## Task statement
Across the records that follow, how many lines contain the string "year"? Answer with the number only.

## Recorded data
——

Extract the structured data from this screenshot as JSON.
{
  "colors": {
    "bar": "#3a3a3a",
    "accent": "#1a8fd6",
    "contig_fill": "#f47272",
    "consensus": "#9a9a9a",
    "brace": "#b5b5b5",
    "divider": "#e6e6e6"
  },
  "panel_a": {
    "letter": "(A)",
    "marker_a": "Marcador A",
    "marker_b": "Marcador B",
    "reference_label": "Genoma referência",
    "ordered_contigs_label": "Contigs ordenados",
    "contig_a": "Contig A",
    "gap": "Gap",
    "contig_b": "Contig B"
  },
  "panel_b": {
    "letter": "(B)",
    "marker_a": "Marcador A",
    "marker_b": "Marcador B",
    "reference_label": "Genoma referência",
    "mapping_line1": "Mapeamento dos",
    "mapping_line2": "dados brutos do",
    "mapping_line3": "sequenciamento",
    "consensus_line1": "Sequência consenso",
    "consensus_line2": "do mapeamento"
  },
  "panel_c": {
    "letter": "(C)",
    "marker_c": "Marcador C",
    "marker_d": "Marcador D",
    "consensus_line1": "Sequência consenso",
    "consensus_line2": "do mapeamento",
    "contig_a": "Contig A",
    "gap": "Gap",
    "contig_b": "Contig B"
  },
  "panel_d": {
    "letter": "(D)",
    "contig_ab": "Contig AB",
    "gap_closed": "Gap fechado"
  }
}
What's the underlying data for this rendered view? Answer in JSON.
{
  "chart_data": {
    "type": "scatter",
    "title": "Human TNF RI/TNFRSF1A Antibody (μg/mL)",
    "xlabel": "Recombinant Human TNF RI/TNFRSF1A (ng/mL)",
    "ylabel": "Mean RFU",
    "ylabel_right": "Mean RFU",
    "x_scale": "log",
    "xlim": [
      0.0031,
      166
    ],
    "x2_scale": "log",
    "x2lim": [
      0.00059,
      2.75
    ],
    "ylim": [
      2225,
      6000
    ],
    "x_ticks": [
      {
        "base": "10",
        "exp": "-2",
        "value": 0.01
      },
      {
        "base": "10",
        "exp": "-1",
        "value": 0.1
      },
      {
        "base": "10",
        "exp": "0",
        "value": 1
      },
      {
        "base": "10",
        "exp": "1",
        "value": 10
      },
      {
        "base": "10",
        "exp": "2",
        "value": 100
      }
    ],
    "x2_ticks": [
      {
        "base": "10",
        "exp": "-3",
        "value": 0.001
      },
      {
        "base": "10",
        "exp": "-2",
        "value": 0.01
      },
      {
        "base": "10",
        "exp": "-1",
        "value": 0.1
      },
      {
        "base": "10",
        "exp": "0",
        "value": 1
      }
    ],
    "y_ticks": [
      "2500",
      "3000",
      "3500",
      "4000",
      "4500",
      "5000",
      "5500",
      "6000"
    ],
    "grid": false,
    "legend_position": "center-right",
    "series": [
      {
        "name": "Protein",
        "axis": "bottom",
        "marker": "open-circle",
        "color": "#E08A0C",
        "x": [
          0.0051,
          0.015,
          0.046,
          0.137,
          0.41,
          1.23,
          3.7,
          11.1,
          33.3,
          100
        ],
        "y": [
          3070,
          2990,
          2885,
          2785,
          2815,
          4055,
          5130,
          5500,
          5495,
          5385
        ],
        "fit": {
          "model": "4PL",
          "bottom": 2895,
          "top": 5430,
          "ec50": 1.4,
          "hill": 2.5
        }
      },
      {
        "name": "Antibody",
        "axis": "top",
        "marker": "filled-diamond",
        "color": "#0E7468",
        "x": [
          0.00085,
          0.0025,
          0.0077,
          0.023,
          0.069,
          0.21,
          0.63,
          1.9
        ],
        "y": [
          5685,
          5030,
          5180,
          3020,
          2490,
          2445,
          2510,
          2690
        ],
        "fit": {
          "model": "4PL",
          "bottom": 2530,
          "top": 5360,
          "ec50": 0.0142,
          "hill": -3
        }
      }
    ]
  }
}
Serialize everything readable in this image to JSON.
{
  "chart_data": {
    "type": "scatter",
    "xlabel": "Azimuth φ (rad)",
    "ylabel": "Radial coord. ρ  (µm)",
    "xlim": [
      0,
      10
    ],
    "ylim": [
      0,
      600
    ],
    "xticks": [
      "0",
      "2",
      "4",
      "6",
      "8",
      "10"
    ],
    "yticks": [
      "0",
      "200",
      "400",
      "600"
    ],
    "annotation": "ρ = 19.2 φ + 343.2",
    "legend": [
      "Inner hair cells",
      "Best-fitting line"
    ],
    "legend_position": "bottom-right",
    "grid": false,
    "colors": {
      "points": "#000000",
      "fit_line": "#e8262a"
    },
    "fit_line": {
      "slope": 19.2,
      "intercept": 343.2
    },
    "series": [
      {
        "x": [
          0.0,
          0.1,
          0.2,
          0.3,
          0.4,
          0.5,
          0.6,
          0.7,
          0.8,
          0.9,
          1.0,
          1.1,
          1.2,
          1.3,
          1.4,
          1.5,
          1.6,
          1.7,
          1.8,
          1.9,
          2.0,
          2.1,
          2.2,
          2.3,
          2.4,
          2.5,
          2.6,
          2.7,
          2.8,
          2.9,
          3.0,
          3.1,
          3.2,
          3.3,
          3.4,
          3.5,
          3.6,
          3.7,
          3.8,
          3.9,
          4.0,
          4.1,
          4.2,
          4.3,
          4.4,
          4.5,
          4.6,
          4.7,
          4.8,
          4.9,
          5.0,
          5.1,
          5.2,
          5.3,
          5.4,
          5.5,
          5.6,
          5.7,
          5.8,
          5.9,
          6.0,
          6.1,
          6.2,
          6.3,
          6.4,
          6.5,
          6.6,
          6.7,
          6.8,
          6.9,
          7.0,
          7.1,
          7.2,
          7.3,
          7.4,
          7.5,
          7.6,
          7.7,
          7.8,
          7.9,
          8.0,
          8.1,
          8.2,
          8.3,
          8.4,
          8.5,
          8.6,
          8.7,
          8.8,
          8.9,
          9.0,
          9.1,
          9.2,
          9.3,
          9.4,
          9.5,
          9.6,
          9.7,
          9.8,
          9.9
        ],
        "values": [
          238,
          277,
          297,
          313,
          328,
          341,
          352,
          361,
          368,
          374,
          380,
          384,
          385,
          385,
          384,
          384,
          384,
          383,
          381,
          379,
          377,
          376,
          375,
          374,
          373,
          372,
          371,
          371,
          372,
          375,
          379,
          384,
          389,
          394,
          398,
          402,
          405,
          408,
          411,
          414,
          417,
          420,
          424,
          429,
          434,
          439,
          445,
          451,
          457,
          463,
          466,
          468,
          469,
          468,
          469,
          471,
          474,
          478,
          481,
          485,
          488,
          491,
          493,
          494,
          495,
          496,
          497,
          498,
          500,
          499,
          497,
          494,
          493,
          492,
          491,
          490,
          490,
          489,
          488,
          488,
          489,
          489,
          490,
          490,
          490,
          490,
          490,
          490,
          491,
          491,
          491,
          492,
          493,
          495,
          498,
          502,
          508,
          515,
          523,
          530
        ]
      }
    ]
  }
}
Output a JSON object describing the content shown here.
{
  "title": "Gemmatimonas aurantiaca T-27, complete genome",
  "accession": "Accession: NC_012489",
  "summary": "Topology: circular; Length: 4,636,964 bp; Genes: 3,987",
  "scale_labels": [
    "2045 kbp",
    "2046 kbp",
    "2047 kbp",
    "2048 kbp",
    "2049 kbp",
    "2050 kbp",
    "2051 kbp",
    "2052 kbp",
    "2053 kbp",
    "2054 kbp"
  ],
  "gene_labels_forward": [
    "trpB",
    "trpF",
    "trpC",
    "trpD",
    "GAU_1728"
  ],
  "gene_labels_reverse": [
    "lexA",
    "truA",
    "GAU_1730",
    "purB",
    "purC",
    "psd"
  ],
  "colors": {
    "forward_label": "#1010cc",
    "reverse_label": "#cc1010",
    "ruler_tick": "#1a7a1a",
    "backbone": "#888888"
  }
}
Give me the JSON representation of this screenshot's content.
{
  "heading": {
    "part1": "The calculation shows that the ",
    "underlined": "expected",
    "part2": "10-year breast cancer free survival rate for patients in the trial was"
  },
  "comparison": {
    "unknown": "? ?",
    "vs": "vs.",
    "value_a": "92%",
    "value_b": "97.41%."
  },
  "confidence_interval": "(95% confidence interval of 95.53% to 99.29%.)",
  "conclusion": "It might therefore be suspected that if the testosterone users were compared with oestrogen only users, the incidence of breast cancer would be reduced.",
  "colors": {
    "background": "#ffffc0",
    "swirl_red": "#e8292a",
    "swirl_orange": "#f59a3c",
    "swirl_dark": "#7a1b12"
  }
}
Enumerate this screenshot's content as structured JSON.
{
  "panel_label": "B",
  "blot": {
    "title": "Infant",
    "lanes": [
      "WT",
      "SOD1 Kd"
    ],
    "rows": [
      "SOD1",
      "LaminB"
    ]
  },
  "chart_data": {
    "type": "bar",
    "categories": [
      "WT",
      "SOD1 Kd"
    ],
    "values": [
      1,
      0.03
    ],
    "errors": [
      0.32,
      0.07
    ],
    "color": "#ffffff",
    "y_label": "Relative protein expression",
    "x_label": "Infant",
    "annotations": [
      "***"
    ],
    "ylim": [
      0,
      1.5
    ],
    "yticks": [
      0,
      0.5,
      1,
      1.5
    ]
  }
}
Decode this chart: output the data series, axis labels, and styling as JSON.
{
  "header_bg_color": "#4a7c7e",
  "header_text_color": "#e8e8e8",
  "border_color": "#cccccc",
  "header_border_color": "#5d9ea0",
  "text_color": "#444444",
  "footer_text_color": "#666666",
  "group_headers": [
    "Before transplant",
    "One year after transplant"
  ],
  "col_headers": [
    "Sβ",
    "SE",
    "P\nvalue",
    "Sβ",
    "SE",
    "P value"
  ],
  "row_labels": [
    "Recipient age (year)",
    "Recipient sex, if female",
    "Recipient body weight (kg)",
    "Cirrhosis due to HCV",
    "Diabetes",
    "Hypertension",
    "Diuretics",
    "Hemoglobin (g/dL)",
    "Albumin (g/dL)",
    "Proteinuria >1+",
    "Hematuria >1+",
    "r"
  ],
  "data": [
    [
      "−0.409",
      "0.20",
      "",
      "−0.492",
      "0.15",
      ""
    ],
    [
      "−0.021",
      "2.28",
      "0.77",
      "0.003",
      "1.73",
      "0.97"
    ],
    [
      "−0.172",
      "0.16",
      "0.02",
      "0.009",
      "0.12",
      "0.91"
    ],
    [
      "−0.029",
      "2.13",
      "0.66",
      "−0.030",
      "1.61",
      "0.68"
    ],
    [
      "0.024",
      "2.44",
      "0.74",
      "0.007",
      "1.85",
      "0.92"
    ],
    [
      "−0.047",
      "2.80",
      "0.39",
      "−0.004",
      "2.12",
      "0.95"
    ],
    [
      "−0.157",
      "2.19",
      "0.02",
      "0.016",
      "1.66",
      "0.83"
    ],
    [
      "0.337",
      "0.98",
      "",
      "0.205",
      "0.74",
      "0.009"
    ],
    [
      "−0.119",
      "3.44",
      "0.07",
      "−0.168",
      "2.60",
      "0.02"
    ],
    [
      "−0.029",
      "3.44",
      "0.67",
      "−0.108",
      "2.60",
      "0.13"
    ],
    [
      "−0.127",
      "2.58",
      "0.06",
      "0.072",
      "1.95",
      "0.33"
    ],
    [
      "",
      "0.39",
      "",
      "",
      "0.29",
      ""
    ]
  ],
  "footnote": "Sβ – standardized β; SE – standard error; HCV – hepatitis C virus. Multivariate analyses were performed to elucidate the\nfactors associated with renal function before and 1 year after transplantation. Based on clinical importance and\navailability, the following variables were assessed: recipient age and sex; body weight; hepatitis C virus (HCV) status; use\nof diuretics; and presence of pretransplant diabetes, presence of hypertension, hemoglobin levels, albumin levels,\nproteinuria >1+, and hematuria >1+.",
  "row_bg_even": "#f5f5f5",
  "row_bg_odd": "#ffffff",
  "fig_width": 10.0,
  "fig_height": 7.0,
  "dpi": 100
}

——

## Written solution
4